* Exercise prompt
Give all of the lines again exactly as they read.

Figure record listings
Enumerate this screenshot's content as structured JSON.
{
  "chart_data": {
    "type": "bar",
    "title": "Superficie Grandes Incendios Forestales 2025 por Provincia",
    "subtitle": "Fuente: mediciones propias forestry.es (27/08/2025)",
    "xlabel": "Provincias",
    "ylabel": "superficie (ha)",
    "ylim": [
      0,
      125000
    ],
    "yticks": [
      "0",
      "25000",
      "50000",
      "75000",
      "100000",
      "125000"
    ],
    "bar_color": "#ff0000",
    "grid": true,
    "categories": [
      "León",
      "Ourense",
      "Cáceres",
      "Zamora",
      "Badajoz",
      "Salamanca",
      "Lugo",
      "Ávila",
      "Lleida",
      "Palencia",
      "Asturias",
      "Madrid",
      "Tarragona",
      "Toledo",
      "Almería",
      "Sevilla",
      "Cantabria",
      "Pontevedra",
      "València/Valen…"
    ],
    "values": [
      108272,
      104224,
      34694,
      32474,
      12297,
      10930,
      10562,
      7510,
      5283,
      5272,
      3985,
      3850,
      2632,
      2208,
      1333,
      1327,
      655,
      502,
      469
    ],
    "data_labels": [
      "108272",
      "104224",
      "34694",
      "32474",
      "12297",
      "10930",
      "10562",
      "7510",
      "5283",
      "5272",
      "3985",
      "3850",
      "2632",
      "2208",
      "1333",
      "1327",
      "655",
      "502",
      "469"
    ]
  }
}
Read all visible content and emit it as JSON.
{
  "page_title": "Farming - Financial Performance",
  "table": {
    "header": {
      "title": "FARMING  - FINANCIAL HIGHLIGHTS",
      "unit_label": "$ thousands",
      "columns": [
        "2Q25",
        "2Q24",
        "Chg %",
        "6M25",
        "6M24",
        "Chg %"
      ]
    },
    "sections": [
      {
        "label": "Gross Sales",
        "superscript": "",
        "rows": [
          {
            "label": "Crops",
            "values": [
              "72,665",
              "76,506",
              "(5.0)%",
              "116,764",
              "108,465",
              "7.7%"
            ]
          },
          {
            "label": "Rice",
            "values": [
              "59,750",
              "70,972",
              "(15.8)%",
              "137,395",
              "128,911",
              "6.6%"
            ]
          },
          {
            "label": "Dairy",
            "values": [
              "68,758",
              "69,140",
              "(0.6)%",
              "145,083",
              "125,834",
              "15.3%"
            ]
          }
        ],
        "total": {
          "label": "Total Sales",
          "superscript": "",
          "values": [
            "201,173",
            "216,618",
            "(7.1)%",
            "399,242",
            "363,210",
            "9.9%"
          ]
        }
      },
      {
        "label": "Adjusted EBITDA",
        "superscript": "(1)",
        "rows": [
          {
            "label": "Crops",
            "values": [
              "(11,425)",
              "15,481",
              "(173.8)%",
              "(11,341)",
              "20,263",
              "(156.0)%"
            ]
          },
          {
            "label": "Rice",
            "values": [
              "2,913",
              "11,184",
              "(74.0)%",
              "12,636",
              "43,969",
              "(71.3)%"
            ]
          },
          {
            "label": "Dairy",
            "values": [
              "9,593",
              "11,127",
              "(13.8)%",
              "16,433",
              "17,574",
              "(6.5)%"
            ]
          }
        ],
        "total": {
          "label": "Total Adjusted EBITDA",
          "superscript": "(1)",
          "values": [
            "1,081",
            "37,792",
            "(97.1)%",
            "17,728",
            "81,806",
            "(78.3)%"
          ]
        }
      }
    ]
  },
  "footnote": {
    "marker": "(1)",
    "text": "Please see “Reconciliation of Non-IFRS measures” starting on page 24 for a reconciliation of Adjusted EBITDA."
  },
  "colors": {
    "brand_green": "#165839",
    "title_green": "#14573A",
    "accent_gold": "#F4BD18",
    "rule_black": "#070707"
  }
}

* Result below
Enumerate this screenshot's content as structured JSON.
{
  "chart_data": {
    "type": "bar",
    "title": "Superficie Grandes Incendios Forestales 2025 por Provincia",
    "subtitle": "Fuente: mediciones propias forestry.es (27/08/2025)",
    "xlabel": "Provincias",
    "ylabel": "superficie (ha)",
    "ylim": [
      0,
      125000
    ],
    "yticks": [
      "0",
      "25000",
      "50000",
      "75000",
      "100000",
      "125000"
    ],
    "bar_color": "#ff0000",
    "grid": true,
    "categories": [
      "León",
      "Ourense",
      "Cáceres",
      "Zamora",
      "Badajoz",
      "Salamanca",
      "Lugo",
      "Ávila",
      "Lleida",
      "Palencia",
      "Asturias",
      "Madrid",
      "Tarragona",
      "Toledo",
      "Almería",
      "Sevilla",
      "Cantabria",
      "Pontevedra",
      "València/Valen…"
    ],
    "values": [
      108272,
      104224,
      34694,
      32474,
      12297,
      10930,
      10562,
      7510,
      5283,
      5272,
      3985,
      3850,
      2632,
      2208,
      1333,
      1327,
      655,
      502,
      469
    ],
    "data_labels": [
      "108272",
      "104224",
      "34694",
      "32474",
      "12297",
      "10930",
      "10562",
      "7510",
      "5283",
      "5272",
      "3985",
      "3850",
      "2632",
      "2208",
      "1333",
      "1327",
      "655",
      "502",
      "469"
    ]
  }
}
Read all visible content and emit it as JSON.
{
  "page_title": "Farming - Financial Performance",
  "table": {
    "header": {
      "title": "FARMING  - FINANCIAL HIGHLIGHTS",
      "unit_label": "$ thousands",
      "columns": [
        "2Q25",
        "2Q24",
        "Chg %",
        "6M25",
        "6M24",
        "Chg %"
      ]
    },
    "sections": [
      {
        "label": "Gross Sales",
        "superscript": "",
        "rows": [
          {
            "label": "Crops",
            "values": [
              "72,665",
              "76,506",
              "(5.0)%",
              "116,764",
              "108,465",
              "7.7%"
            ]
          },
          {
            "label": "Rice",
            "values": [
              "59,750",
              "70,972",
              "(15.8)%",
              "137,395",
              "128,911",
              "6.6%"
            ]
          },
          {
            "label": "Dairy",
            "values": [
              "68,758",
              "69,140",
              "(0.6)%",
              "145,083",
              "125,834",
              "15.3%"
            ]
          }
        ],
        "total": {
          "label": "Total Sales",
          "superscript": "",
          "values": [
            "201,173",
            "216,618",
            "(7.1)%",
            "399,242",
            "363,210",
            "9.9%"
          ]
        }
      },
      {
        "label": "Adjusted EBITDA",
        "superscript": "(1)",
        "rows": [
          {
            "label": "Crops",
            "values": [
              "(11,425)",
              "15,481",
              "(173.8)%",
              "(11,341)",
              "20,263",
              "(156.0)%"
            ]
          },
          {
            "label": "Rice",
            "values": [
              "2,913",
              "11,184",
              "(74.0)%",
              "12,636",
              "43,969",
              "(71.3)%"
            ]
          },
          {
            "label": "Dairy",
            "values": [
              "9,593",
              "11,127",
              "(13.8)%",
              "16,433",
              "17,574",
              "(6.5)%"
            ]
          }
        ],
        "total": {
          "label": "Total Adjusted EBITDA",
          "superscript": "(1)",
          "values": [
            "1,081",
            "37,792",
            "(97.1)%",
            "17,728",
            "81,806",
            "(78.3)%"
          ]
        }
      }
    ]
  },
  "footnote": {
    "marker": "(1)",
    "text": "Please see “Reconciliation of Non-IFRS measures” starting on page 24 for a reconciliation of Adjusted EBITDA."
  },
  "colors": {
    "brand_green": "#165839",
    "title_green": "#14573A",
    "accent_gold": "#F4BD18",
    "rule_black": "#070707"
  }
}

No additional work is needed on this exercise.